== Data for the task ==

------

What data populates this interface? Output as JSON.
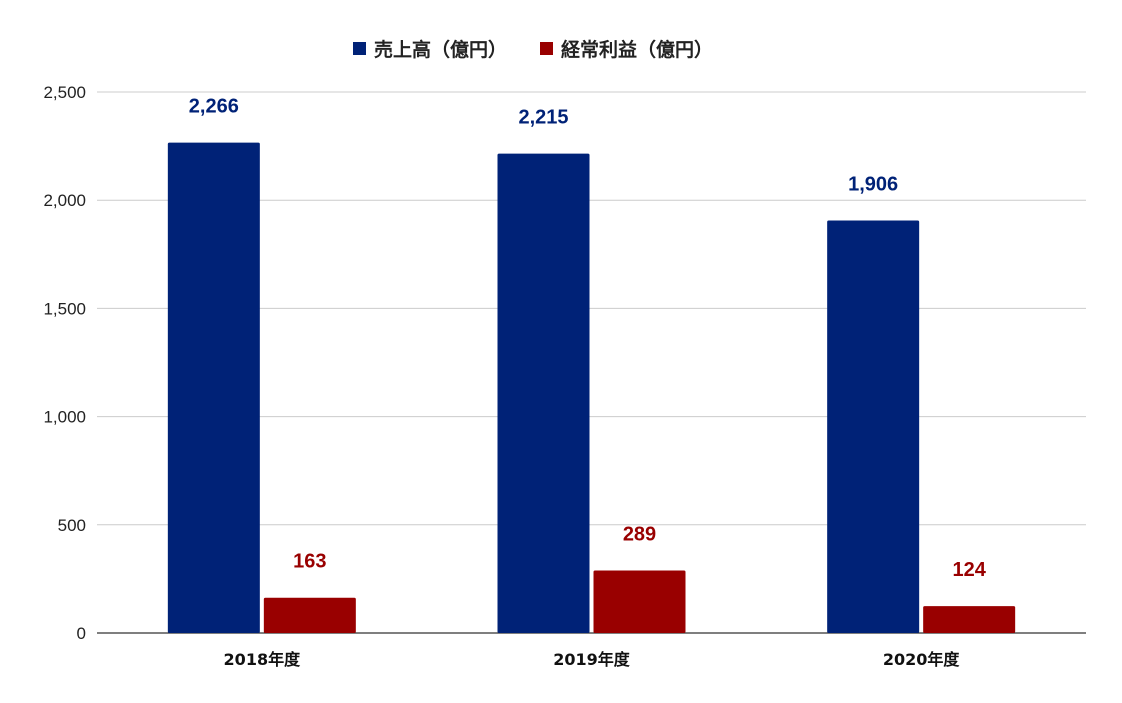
{
  "colors": {
    "series_0": "#002277",
    "series_1": "#990000",
    "grid": "#cccccc",
    "axis": "#333333"
  },
  "chart_data": {
    "type": "bar",
    "categories": [
      "2018年度",
      "2019年度",
      "2020年度"
    ],
    "series": [
      {
        "name": "売上高（億円）",
        "values": [
          2266,
          2215,
          1906
        ],
        "labels": [
          "2,266",
          "2,215",
          "1,906"
        ]
      },
      {
        "name": "経常利益（億円）",
        "values": [
          163,
          289,
          124
        ],
        "labels": [
          "163",
          "289",
          "124"
        ]
      }
    ],
    "ylim": [
      0,
      2500
    ],
    "yticks": [
      0,
      500,
      1000,
      1500,
      2000,
      2500
    ],
    "ytick_labels": [
      "0",
      "500",
      "1,000",
      "1,500",
      "2,000",
      "2,500"
    ],
    "grid": true,
    "legend_position": "top-center",
    "title": "",
    "xlabel": "",
    "ylabel": ""
  }
}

------

== Written instruction ==
Are you able to set down all the lines above exactly, without any pictures?

== Worked answer ==
What data populates this interface? Output as JSON.
{
  "colors": {
    "series_0": "#002277",
    "series_1": "#990000",
    "grid": "#cccccc",
    "axis": "#333333"
  },
  "chart_data": {
    "type": "bar",
    "categories": [
      "2018年度",
      "2019年度",
      "2020年度"
    ],
    "series": [
      {
        "name": "売上高（億円）",
        "values": [
          2266,
          2215,
          1906
        ],
        "labels": [
          "2,266",
          "2,215",
          "1,906"
        ]
      },
      {
        "name": "経常利益（億円）",
        "values": [
          163,
          289,
          124
        ],
        "labels": [
          "163",
          "289",
          "124"
        ]
      }
    ],
    "ylim": [
      0,
      2500
    ],
    "yticks": [
      0,
      500,
      1000,
      1500,
      2000,
      2500
    ],
    "ytick_labels": [
      "0",
      "500",
      "1,000",
      "1,500",
      "2,000",
      "2,500"
    ],
    "grid": true,
    "legend_position": "top-center",
    "title": "",
    "xlabel": "",
    "ylabel": ""
  }
}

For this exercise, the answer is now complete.